__Task goal__. Set the listing down again exactly, please, apart from its pictures.

__Stored entries__.
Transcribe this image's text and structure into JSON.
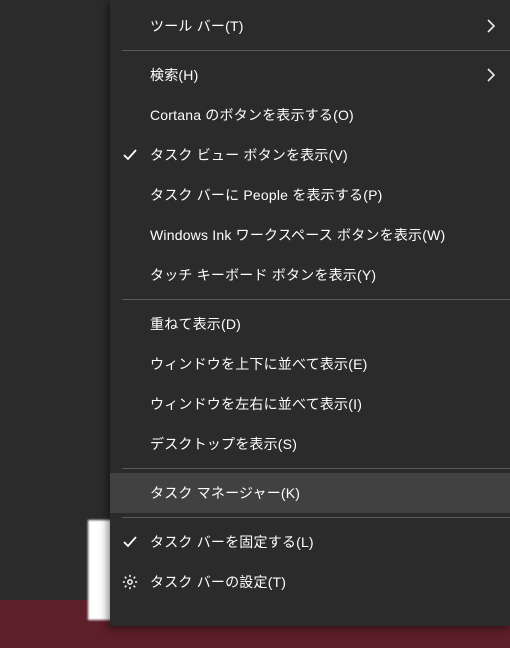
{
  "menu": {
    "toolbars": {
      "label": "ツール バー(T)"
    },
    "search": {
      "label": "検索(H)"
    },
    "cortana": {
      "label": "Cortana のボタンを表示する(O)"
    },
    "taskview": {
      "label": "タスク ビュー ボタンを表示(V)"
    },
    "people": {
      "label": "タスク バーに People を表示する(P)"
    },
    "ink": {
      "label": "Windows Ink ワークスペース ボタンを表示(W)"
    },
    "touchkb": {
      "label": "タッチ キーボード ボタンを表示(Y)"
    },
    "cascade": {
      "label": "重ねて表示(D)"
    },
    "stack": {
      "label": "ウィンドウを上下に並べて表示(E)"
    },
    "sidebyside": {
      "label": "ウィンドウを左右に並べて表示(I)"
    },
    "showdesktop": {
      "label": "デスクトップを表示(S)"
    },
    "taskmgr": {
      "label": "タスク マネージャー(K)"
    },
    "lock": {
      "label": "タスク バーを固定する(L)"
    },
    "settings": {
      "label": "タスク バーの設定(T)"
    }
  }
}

__The response__.
Transcribe this image's text and structure into JSON.
{
  "menu": {
    "toolbars": {
      "label": "ツール バー(T)"
    },
    "search": {
      "label": "検索(H)"
    },
    "cortana": {
      "label": "Cortana のボタンを表示する(O)"
    },
    "taskview": {
      "label": "タスク ビュー ボタンを表示(V)"
    },
    "people": {
      "label": "タスク バーに People を表示する(P)"
    },
    "ink": {
      "label": "Windows Ink ワークスペース ボタンを表示(W)"
    },
    "touchkb": {
      "label": "タッチ キーボード ボタンを表示(Y)"
    },
    "cascade": {
      "label": "重ねて表示(D)"
    },
    "stack": {
      "label": "ウィンドウを上下に並べて表示(E)"
    },
    "sidebyside": {
      "label": "ウィンドウを左右に並べて表示(I)"
    },
    "showdesktop": {
      "label": "デスクトップを表示(S)"
    },
    "taskmgr": {
      "label": "タスク マネージャー(K)"
    },
    "lock": {
      "label": "タスク バーを固定する(L)"
    },
    "settings": {
      "label": "タスク バーの設定(T)"
    }
  }
}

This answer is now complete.